▶ Your tasks:
1. Reproduce the part of the dataset description starting with "We conduct experiments" and going on through "in Table 1.".
2. Carry on the dataset description from the point where it stops.

▶ Passage given:

We conduct experiments on five widely used real-world datasets: SCHOLAT, Zhihu, APS, Yelp, and Gowalla. These datasets are publicly accessible, real-world data with various sizes, sparsity and domains (e.g., academic social networks domain: SCHOLAT, Zhihu, and APS; popular social networks domain: Yelp and Gowalla). The statistics of the datasets are listed in Table 1.

• SCHOLAT1 is an emerging vertical academic social networking system designed and built specifically for researchers in China. The main goal of SCHOLAT is to enhance collaboration and social interactions focused on scholarly and learning discourses among the community of scholars. In addition to social networking capabilities, SCHOLAT also incorporates various modules to encourage collaborative and interactive discussions, for example, chat, email, events, and news posts. We constructed the SCHOLAT dataset based on [37]. More specifically, first, we only select scholars with more than ten friends to ensure that the relationship network is not too sparse. Then, we clean and desensitize these data. Finally, we collected 19,841 scholars and 63,686 friends relations between them. We also extracted 3,309 academic attributes and 67,462 textual features for the scholars.

• Zhihu2 is China’s most popular Q&A platform. Users ask questions, express their opinions on different issues, and share, exchange, and discuss knowledge. We use the same version of the Zhihu dataset from [38], which contains 10,000 active users and 43,894 friends relations between them, and the context describing the user’s topic of interest is used as the textual features. Since Zhihu is mainly a platform for users to ask and answer questions, users do not usually have academic attributes features.

▶ Data rows:
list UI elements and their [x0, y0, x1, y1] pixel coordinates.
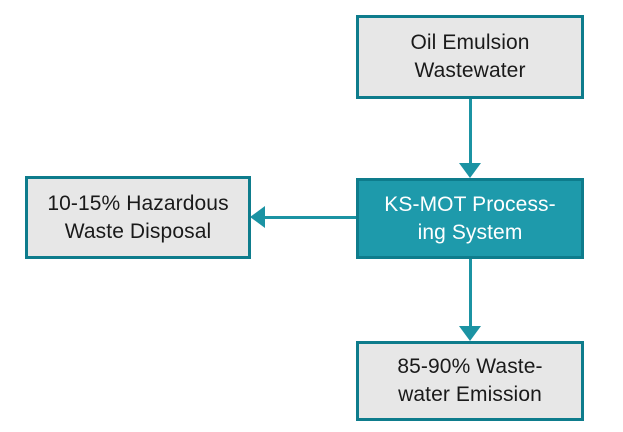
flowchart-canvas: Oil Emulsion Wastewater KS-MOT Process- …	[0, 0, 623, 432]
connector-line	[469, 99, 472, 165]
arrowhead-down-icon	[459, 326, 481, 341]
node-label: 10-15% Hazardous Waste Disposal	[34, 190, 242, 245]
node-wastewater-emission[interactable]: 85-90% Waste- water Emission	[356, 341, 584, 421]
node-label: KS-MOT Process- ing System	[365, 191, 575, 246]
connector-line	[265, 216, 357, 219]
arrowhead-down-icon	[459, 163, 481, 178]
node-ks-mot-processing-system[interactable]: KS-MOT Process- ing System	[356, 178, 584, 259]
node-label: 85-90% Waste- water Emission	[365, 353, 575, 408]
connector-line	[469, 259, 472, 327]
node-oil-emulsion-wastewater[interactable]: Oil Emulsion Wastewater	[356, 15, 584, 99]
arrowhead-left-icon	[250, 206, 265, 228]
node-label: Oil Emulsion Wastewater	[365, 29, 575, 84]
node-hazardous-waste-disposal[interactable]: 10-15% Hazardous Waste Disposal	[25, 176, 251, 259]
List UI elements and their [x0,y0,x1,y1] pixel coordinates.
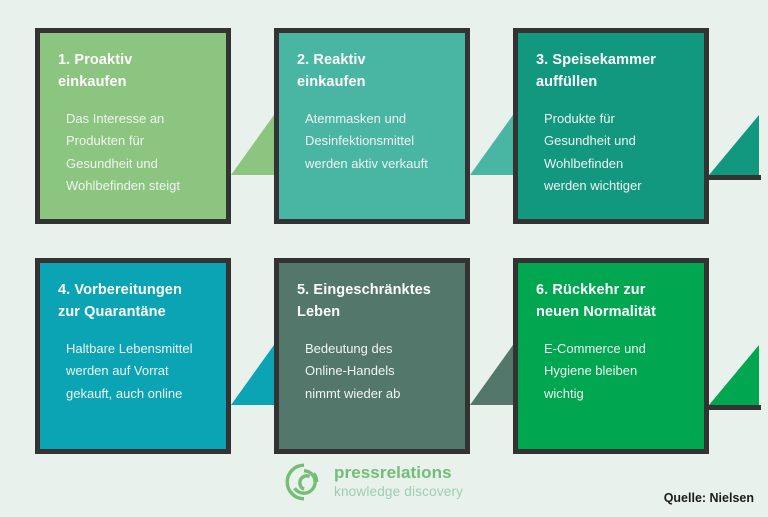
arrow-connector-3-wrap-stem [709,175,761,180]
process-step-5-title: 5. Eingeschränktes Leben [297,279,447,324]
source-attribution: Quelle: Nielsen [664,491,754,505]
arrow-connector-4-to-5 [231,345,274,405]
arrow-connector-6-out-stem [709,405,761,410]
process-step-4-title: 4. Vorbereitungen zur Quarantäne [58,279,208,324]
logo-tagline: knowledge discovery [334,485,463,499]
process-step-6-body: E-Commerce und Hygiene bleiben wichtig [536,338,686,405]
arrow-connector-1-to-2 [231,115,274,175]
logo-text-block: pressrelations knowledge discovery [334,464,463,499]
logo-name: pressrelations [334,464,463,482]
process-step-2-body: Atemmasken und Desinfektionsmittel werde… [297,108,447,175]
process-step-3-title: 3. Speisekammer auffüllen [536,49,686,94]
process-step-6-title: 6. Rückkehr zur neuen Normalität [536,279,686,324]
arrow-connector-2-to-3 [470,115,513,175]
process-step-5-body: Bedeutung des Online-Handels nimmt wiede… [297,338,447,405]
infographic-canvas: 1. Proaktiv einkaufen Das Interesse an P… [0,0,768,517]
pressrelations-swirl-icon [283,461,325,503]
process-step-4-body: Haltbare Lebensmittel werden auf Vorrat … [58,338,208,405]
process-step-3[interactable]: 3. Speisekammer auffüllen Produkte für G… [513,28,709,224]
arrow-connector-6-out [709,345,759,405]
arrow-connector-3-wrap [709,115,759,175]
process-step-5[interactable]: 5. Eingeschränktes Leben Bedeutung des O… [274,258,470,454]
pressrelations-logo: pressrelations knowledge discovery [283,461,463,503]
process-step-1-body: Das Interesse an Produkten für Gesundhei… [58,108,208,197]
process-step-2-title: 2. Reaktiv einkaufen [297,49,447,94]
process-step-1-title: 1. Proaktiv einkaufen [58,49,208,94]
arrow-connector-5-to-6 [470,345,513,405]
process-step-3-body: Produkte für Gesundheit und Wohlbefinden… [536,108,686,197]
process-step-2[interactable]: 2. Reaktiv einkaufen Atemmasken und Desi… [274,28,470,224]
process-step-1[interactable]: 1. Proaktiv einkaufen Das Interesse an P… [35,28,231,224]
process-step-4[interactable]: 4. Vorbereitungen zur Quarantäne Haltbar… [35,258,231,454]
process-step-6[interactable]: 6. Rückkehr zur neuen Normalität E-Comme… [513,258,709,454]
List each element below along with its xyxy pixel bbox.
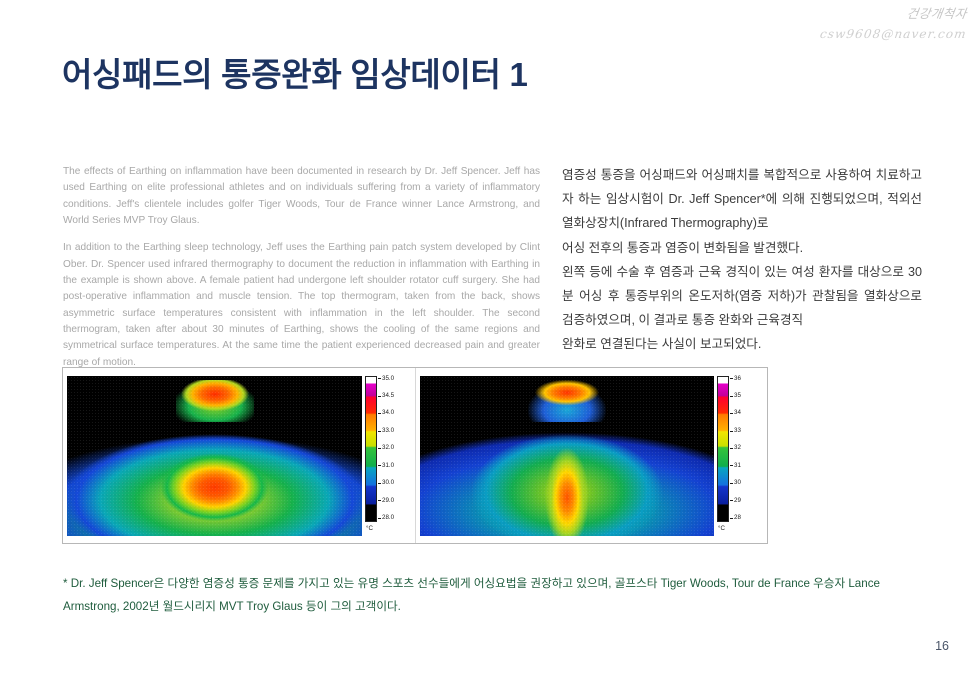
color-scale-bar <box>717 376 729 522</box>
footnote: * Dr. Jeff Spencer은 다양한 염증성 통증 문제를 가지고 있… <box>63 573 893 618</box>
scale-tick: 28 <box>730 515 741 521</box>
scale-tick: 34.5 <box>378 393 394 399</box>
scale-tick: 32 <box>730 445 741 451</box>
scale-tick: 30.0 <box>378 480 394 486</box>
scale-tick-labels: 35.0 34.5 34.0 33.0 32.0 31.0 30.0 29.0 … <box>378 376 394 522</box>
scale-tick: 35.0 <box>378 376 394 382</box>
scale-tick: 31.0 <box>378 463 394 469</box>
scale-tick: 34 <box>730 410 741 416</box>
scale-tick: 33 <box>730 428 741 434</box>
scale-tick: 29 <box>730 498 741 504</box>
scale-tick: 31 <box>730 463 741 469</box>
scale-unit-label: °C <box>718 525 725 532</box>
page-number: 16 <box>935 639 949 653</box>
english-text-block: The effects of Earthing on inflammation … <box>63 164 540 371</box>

▶ Responses in order:
1.
We conduct experiments on five widely used real-world datasets: SCHOLAT, Zhihu, APS, Yelp, and Gowalla. These datasets are publicly accessible, real-world data with various sizes, sparsity and domains (e.g., academic social networks domain: SCHOLAT, Zhihu, and APS; popular social networks domain: Yelp and Gowalla). The statistics of the datasets are listed in Table 1.

2.
• APS3 (American Physical Society, APS) is a non-profit academic organization, which aims to promote the development of research in physics through academic journals, scientific conferences, and exhibitions. The APS database contains over 600,000 papers from 18 core physics journals, including paper metadata and citations. We select PRA (Physical Review A: Atomic, Molecular, and Optical Physics) journals to construct the APS dataset. First, we process the corresponding JSON metadata to extract co-author relationships between the authors as friend relationships. Then, we extract the authors’ academic attributes by the glove.6B.200d4 pre-trained word vector, which is obtained from the English corpus using the GloVe model [39]. In order to ensure that the relationship network is not too sparse, we also only select scholars with more than ten friends. Overall, we collect 14,279 scholars and 446,685 co-authorship relations between them. We also extract 6,221 academic attributes and 81,088 textual features for the scholars.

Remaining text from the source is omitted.